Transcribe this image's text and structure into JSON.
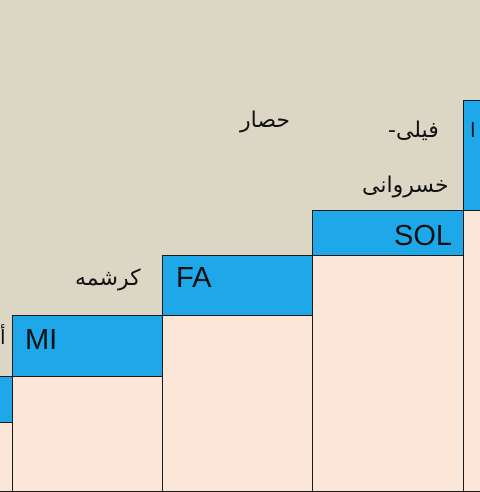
{
  "steps": [
    {
      "label": "",
      "color_band": "#1ea8ea",
      "color_body": "#fbe6d8"
    },
    {
      "label": "MI",
      "color_band": "#1ea8ea",
      "color_body": "#fbe6d8"
    },
    {
      "label": "FA",
      "color_band": "#1ea8ea",
      "color_body": "#fbe6d8"
    },
    {
      "label": "SOL",
      "color_band": "#1ea8ea",
      "color_body": "#fbe6d8"
    },
    {
      "label": "",
      "color_band": "#1ea8ea",
      "color_body": "#fbe6d8"
    }
  ],
  "annotations": {
    "mi_side": "أ",
    "fa_side": "كرشمه",
    "hesar": "حصار",
    "fili": "فيلى-",
    "khosravani": "خسروانى",
    "right_edge": "ا"
  },
  "colors": {
    "background": "#dcd7c5",
    "band": "#1ea8ea",
    "body": "#fbe6d8",
    "border": "#1a1a1a"
  }
}
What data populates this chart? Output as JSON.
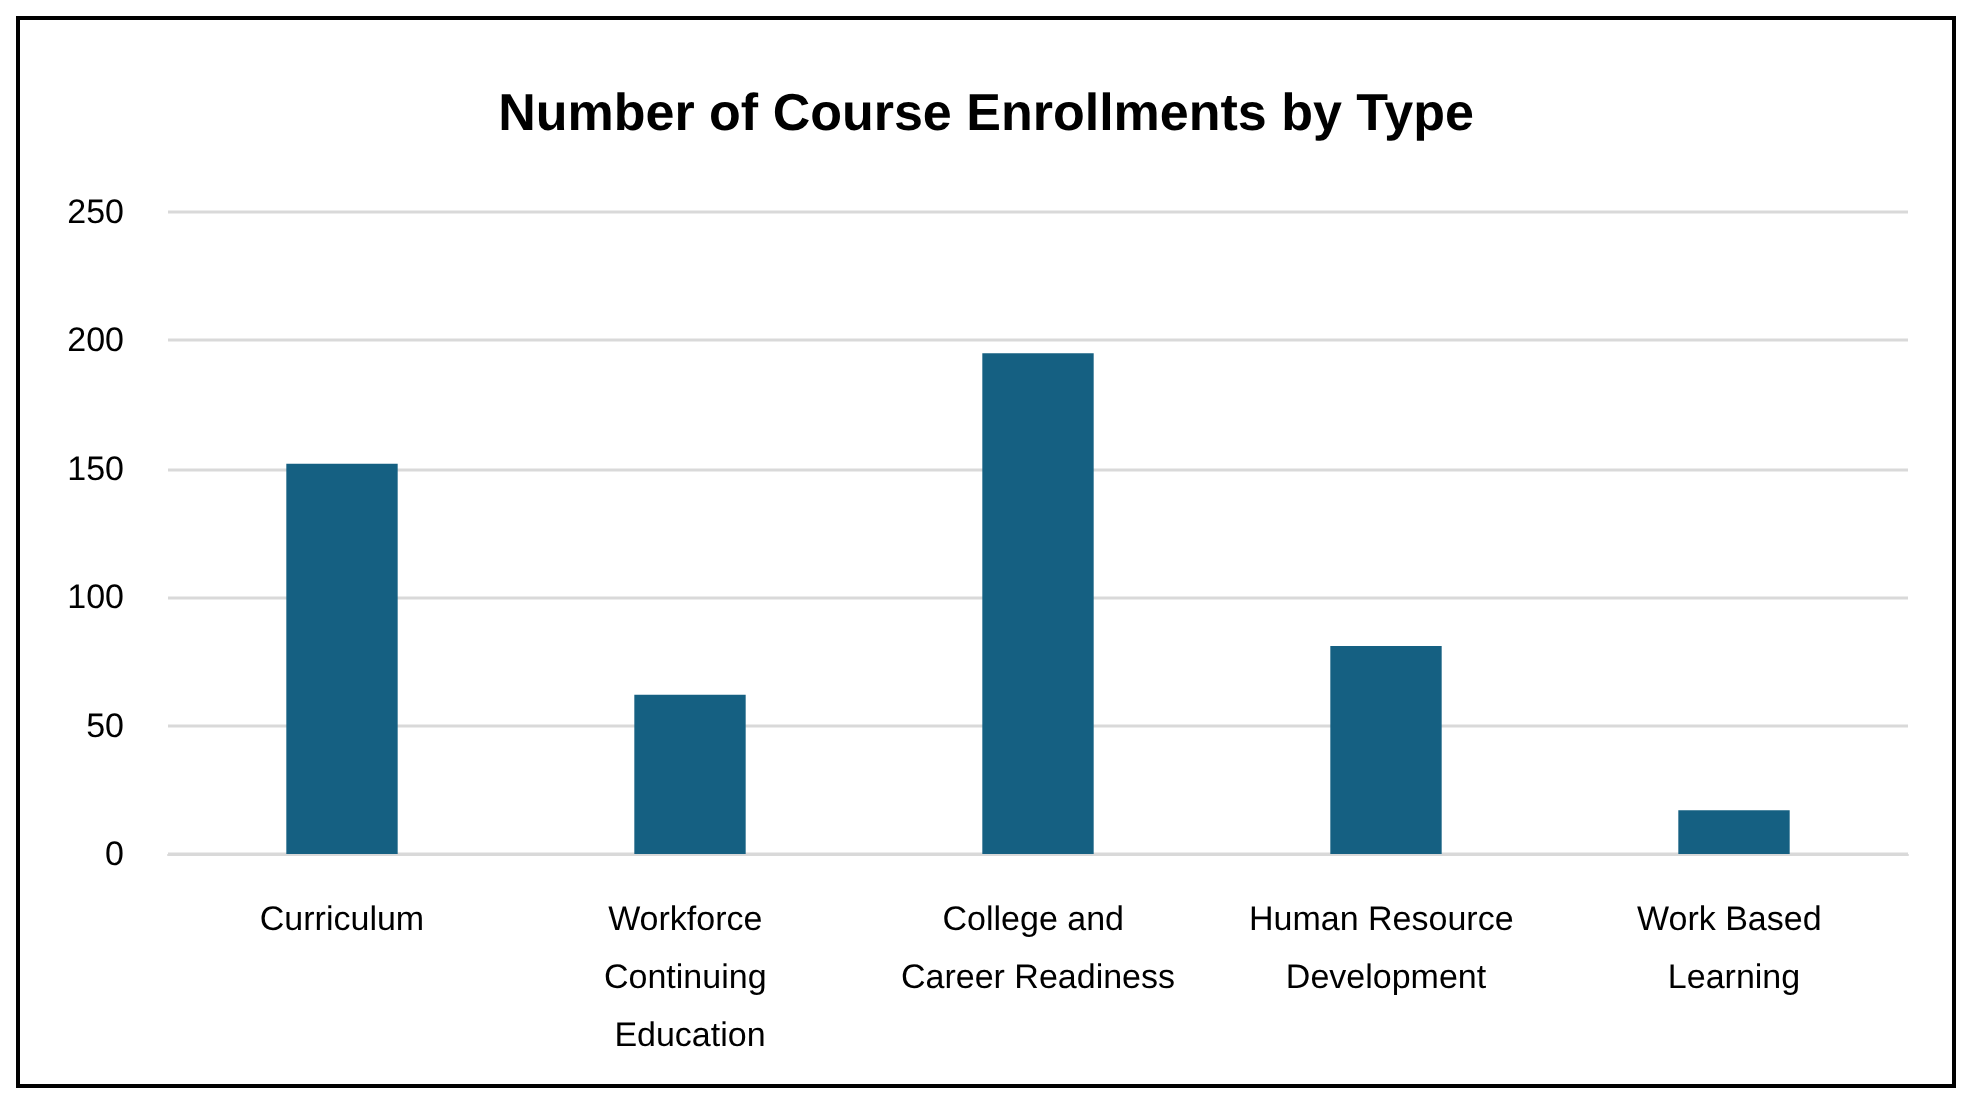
{
  "chart_data": {
    "type": "bar",
    "title": "Number of Course Enrollments by Type",
    "categories": [
      "Curriculum",
      "Workforce Continuing Education",
      "College and Career Readiness",
      "Human Resource Development",
      "Work Based Learning"
    ],
    "values": [
      152,
      62,
      195,
      81,
      17
    ],
    "color": "#156082",
    "ylim": [
      0,
      250
    ],
    "yticks": [
      0,
      50,
      100,
      150,
      200,
      250
    ],
    "grid": "y"
  }
}
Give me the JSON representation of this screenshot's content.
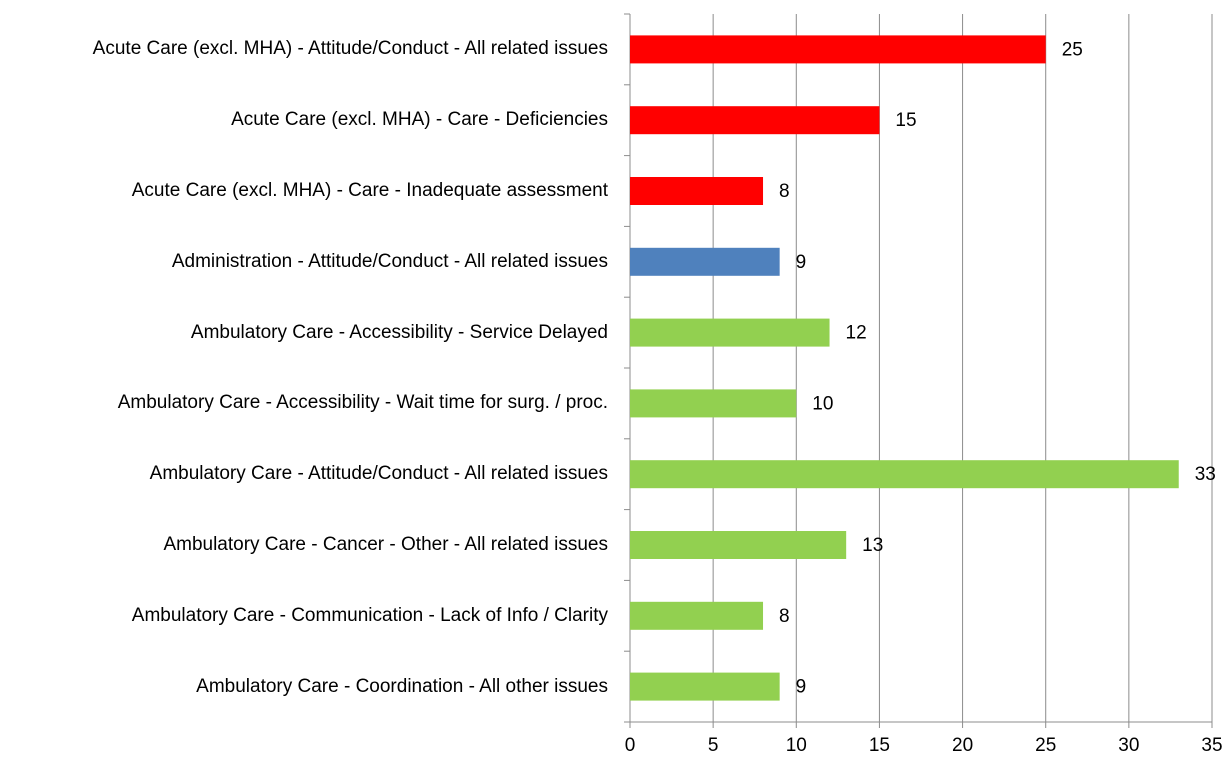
{
  "chart_data": {
    "type": "bar",
    "orientation": "horizontal",
    "categories": [
      "Acute Care (excl. MHA) - Attitude/Conduct - All related issues",
      "Acute Care (excl. MHA) - Care - Deficiencies",
      "Acute Care (excl. MHA) - Care - Inadequate assessment",
      "Administration - Attitude/Conduct - All related issues",
      "Ambulatory Care - Accessibility - Service Delayed",
      "Ambulatory Care - Accessibility - Wait time for surg. / proc.",
      "Ambulatory Care - Attitude/Conduct - All related issues",
      "Ambulatory Care - Cancer - Other - All related issues",
      "Ambulatory Care - Communication - Lack of Info / Clarity",
      "Ambulatory Care - Coordination - All other issues"
    ],
    "values": [
      25,
      15,
      8,
      9,
      12,
      10,
      33,
      13,
      8,
      9
    ],
    "colors": [
      "#ff0000",
      "#ff0000",
      "#ff0000",
      "#4f81bd",
      "#92d050",
      "#92d050",
      "#92d050",
      "#92d050",
      "#92d050",
      "#92d050"
    ],
    "xlim": [
      0,
      35
    ],
    "xticks": [
      0,
      5,
      10,
      15,
      20,
      25,
      30,
      35
    ],
    "grid": true
  }
}
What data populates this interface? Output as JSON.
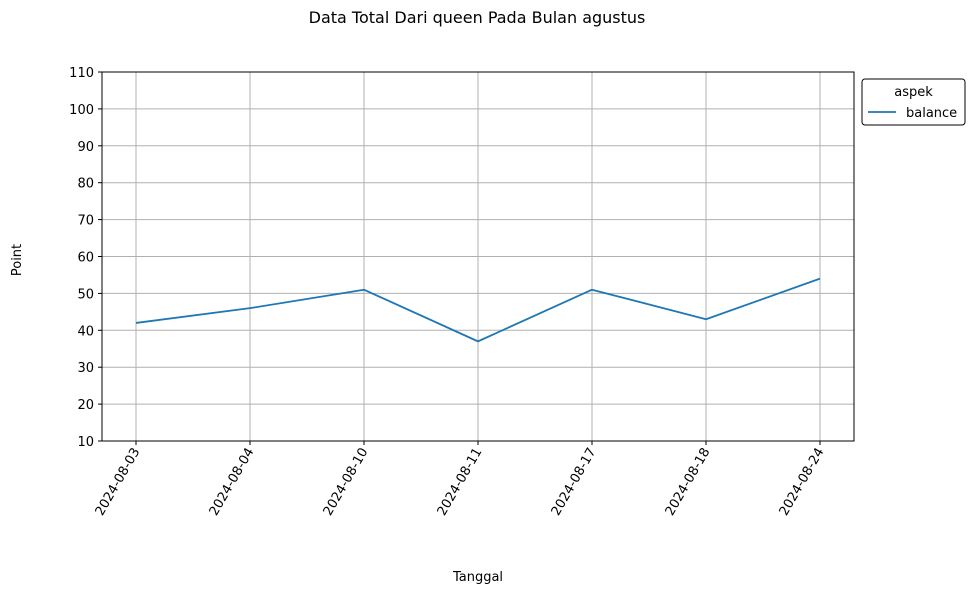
{
  "chart_data": {
    "type": "line",
    "title": "Data Total Dari queen Pada Bulan agustus",
    "xlabel": "Tanggal",
    "ylabel": "Point",
    "categories": [
      "2024-08-03",
      "2024-08-04",
      "2024-08-10",
      "2024-08-11",
      "2024-08-17",
      "2024-08-18",
      "2024-08-24"
    ],
    "series": [
      {
        "name": "balance",
        "values": [
          42,
          46,
          51,
          37,
          51,
          43,
          54
        ],
        "color": "#1f77b4"
      }
    ],
    "ylim": [
      10,
      110
    ],
    "yticks": [
      10,
      20,
      30,
      40,
      50,
      60,
      70,
      80,
      90,
      100,
      110
    ],
    "grid": true,
    "legend": {
      "title": "aspek",
      "placement": "outside-top-right"
    }
  }
}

____

YOUR GOAL: Identify all lines where the word "related" shows up. Copy them.

FINISHED TASK:
      "Acute Care (excl. MHA) - Attitude/Conduct - All related issues",
      "Administration - Attitude/Conduct - All related issues",
      "Ambulatory Care - Attitude/Conduct - All related issues",
      "Ambulatory Care - Cancer - Other - All related issues",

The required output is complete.